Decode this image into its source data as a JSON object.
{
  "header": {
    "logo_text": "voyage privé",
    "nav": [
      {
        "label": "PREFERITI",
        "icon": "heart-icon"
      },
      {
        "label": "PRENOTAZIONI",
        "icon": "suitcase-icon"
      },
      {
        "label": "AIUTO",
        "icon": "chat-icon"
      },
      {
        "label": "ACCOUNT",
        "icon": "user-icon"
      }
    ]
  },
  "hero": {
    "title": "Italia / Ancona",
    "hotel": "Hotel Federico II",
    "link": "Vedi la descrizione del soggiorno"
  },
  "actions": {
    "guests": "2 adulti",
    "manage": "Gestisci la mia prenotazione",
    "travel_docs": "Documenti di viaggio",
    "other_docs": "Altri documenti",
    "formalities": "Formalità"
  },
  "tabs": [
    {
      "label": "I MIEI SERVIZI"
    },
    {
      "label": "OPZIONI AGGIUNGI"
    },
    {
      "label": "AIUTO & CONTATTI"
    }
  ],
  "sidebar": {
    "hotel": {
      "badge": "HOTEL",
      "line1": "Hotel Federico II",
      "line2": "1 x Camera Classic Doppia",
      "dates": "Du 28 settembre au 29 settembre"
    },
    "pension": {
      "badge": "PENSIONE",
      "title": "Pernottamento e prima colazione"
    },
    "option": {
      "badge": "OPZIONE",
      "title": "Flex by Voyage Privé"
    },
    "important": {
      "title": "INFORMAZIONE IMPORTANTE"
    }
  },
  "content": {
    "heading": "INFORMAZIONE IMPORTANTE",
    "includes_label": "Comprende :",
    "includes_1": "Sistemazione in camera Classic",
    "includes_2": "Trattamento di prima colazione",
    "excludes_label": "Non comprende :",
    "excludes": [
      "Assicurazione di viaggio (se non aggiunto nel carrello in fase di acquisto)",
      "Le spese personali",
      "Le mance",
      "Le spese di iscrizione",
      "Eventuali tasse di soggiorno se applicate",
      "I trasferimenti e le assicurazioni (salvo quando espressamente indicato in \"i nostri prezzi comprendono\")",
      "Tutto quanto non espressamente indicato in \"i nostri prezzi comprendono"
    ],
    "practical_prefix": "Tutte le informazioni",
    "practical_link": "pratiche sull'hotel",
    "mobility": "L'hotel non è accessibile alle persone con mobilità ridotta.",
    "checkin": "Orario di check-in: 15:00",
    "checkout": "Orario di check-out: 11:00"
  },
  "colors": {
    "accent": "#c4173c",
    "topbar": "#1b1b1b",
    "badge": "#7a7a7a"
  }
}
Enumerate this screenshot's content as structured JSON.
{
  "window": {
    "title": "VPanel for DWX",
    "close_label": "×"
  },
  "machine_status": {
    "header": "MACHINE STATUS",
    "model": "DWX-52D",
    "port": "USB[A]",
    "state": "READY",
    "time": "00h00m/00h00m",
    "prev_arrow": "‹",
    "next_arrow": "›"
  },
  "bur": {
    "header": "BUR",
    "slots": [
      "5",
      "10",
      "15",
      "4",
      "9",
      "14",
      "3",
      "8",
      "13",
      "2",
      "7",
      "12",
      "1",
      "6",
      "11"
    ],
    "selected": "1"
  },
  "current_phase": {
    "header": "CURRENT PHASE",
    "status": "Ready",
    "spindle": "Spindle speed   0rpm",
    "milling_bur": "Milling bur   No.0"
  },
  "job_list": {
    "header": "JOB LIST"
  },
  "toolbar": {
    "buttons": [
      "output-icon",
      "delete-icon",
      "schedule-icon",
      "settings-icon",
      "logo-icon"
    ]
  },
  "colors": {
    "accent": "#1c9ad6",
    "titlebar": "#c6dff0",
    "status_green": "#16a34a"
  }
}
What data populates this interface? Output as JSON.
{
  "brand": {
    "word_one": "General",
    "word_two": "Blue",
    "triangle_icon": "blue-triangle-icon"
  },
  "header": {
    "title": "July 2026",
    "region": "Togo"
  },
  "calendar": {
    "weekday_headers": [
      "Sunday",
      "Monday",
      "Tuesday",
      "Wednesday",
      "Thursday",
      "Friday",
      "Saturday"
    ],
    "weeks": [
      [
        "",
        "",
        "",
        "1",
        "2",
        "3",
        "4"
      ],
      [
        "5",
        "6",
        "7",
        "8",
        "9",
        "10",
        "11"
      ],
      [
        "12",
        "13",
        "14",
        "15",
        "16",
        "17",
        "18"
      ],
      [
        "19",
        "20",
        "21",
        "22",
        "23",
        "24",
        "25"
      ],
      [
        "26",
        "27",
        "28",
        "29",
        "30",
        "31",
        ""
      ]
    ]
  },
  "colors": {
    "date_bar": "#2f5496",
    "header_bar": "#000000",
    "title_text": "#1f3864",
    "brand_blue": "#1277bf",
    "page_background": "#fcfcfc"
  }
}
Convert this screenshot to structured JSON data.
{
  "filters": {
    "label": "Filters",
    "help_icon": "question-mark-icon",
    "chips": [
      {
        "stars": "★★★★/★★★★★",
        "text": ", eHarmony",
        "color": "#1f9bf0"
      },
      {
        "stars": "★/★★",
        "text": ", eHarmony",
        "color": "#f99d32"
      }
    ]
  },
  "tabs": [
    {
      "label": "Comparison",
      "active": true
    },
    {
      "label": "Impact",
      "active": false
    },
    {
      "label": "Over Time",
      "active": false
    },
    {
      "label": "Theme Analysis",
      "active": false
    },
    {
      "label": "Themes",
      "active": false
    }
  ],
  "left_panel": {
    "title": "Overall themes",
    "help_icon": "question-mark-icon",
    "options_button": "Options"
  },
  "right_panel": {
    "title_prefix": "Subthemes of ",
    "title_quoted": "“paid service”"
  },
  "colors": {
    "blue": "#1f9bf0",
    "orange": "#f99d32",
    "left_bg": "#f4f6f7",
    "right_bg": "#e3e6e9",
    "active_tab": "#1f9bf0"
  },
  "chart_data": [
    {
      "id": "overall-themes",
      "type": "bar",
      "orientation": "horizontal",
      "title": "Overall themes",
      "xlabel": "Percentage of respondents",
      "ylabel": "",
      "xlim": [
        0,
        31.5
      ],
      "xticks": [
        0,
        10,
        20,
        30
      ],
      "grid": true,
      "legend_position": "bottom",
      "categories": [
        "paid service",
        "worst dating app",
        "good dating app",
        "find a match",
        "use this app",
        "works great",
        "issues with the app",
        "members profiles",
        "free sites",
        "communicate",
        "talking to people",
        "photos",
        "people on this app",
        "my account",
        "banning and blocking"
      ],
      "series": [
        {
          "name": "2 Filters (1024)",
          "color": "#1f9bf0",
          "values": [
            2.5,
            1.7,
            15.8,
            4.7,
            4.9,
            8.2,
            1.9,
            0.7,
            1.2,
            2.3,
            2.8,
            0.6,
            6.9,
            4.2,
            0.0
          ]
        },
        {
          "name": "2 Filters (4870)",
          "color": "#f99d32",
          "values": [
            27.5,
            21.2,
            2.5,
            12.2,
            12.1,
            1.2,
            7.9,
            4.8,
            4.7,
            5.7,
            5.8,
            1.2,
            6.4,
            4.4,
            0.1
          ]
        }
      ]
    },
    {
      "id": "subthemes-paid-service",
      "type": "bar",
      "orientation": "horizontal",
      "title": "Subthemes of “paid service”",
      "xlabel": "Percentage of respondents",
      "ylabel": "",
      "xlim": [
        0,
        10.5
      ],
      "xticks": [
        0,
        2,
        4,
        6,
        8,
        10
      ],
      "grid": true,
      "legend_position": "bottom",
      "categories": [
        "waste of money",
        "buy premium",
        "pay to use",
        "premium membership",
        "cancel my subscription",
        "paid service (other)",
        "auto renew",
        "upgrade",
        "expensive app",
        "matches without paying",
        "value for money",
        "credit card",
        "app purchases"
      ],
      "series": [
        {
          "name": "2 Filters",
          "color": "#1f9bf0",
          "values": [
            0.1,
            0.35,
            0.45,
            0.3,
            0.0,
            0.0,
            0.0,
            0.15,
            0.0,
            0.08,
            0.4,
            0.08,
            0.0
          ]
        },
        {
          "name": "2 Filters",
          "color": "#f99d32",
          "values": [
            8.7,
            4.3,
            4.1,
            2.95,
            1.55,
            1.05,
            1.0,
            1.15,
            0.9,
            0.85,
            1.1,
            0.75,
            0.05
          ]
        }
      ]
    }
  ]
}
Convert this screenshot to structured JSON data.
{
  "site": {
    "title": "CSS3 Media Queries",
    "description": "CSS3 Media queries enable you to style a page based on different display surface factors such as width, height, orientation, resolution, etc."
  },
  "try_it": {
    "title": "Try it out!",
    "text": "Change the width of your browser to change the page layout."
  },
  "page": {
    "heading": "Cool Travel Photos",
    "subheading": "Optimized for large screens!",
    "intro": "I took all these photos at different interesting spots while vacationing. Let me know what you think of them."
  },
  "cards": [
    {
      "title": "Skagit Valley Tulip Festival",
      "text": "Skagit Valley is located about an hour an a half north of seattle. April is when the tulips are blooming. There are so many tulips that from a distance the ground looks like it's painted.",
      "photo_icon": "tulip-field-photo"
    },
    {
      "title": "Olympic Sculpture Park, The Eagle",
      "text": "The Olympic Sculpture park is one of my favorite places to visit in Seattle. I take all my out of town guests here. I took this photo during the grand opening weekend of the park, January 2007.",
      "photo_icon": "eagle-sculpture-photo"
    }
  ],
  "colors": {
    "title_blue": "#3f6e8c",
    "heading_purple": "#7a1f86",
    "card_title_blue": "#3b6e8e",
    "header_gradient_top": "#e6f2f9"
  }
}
================
_STATED PROBLEM_. Check each line of the entries above for the word "comprendono". List the ones that have it.

_EXPECTED ANSWER_.
      "I trasferimenti e le assicurazioni (salvo quando espressamente indicato in \"i nostri prezzi comprendono\")",
      "Tutto quanto non espressamente indicato in \"i nostri prezzi comprendono"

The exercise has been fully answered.